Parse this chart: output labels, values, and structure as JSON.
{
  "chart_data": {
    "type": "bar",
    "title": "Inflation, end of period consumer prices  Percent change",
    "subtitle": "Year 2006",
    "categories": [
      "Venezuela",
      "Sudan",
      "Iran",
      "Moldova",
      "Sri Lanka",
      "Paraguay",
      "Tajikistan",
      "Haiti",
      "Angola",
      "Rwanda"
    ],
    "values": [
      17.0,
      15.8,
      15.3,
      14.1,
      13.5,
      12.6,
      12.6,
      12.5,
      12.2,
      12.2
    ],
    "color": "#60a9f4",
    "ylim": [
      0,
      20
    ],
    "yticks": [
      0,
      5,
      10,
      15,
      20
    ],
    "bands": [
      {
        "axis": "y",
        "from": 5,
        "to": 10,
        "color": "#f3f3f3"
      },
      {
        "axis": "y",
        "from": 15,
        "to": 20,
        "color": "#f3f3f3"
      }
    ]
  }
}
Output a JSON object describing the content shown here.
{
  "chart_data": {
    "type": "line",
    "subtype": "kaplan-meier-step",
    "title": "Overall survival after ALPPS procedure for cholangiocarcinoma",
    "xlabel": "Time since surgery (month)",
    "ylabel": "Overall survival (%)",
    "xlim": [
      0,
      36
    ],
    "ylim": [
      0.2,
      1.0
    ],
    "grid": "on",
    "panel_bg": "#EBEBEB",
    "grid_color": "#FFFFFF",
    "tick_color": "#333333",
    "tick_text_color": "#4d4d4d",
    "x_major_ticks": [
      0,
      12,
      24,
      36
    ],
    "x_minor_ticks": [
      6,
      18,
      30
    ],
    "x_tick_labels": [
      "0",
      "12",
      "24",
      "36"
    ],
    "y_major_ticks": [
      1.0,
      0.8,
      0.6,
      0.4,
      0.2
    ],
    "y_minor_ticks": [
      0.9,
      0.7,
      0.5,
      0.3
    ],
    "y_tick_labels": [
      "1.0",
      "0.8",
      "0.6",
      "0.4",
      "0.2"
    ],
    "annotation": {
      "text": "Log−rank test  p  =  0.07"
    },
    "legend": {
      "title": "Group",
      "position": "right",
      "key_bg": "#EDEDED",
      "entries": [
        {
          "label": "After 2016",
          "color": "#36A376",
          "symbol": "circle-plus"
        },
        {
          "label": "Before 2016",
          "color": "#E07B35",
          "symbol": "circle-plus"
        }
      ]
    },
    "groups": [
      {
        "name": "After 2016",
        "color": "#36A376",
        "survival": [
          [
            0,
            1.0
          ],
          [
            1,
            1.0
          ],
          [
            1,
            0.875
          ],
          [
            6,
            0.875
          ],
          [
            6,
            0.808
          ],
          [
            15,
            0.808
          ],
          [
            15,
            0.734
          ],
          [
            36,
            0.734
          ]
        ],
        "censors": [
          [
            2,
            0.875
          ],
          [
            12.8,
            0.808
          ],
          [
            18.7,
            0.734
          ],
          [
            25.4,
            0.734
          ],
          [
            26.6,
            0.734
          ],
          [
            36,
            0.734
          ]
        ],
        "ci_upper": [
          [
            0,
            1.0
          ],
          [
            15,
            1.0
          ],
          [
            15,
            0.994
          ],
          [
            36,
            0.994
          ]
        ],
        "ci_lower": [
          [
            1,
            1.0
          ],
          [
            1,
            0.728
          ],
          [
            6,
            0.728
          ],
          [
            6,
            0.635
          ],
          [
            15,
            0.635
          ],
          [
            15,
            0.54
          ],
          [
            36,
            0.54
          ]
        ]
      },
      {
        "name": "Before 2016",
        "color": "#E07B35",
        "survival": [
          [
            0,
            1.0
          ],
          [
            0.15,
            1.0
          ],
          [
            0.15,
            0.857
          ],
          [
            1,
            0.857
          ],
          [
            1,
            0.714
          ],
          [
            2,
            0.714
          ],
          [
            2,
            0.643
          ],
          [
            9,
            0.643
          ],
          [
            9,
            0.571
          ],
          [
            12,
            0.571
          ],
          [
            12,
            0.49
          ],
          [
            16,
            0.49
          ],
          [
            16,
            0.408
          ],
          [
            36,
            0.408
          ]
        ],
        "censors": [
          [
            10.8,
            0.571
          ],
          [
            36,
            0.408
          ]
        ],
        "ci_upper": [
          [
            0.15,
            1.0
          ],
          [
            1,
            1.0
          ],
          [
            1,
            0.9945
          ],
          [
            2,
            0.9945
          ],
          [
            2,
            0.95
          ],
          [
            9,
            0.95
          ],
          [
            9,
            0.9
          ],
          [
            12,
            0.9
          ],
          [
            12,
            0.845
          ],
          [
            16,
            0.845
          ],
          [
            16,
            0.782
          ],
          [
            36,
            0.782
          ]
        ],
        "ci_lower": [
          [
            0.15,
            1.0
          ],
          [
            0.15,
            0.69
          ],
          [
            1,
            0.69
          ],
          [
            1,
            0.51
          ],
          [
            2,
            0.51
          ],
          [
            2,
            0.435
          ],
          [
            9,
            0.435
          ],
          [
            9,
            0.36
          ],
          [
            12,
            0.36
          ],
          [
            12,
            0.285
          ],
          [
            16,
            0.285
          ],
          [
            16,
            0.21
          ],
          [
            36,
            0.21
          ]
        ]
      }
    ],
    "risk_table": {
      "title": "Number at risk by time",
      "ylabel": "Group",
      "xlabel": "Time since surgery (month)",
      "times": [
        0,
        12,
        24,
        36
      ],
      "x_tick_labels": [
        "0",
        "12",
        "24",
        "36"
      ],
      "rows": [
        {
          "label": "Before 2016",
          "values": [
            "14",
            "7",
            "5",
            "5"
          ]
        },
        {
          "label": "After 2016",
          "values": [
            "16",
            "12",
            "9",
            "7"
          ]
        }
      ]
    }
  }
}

- - - - -

Out of the preceding entries, pull every line containing the string "Overall".

    "title": "Overall survival after ALPPS procedure for cholangiocarcinoma",
    "ylabel": "Overall survival (%)",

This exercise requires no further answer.